(Saved entries)
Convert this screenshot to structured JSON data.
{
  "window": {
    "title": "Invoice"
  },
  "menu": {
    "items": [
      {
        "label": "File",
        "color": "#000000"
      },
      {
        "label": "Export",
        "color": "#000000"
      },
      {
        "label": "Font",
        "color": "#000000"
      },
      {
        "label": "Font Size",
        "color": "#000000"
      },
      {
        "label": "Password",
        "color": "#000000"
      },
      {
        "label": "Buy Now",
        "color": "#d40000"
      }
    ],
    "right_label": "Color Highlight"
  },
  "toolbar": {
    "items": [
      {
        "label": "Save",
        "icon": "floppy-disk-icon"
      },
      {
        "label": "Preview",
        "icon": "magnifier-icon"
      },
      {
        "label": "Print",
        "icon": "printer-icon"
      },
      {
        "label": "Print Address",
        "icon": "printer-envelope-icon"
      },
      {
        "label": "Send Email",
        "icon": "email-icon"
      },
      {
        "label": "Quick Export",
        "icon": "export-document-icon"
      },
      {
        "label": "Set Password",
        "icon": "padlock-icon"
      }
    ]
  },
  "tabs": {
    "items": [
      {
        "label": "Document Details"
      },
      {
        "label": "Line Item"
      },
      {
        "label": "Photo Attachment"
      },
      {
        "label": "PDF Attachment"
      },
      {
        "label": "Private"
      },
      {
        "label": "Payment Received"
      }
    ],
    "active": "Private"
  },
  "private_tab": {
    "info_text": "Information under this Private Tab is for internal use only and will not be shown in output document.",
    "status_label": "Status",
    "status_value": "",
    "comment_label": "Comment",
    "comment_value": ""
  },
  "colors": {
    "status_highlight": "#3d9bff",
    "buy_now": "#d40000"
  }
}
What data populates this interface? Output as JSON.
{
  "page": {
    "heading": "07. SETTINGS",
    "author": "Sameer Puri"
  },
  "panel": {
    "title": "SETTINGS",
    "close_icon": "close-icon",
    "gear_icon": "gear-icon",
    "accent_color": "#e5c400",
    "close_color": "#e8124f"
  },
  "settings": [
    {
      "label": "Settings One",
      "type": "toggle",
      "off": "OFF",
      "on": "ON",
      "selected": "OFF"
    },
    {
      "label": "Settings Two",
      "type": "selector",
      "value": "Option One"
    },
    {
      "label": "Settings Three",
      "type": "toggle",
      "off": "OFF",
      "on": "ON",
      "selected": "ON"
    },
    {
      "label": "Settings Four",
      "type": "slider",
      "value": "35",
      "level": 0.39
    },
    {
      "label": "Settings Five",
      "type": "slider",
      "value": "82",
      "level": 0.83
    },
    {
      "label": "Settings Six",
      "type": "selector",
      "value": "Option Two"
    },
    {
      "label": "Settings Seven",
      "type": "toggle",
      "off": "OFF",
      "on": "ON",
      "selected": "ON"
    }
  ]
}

== EXERCISE ==
Point out every line holding the string "JSON" and copy it.

== TASK RESULT ==
Convert this screenshot to structured JSON data.
What data populates this interface? Output as JSON.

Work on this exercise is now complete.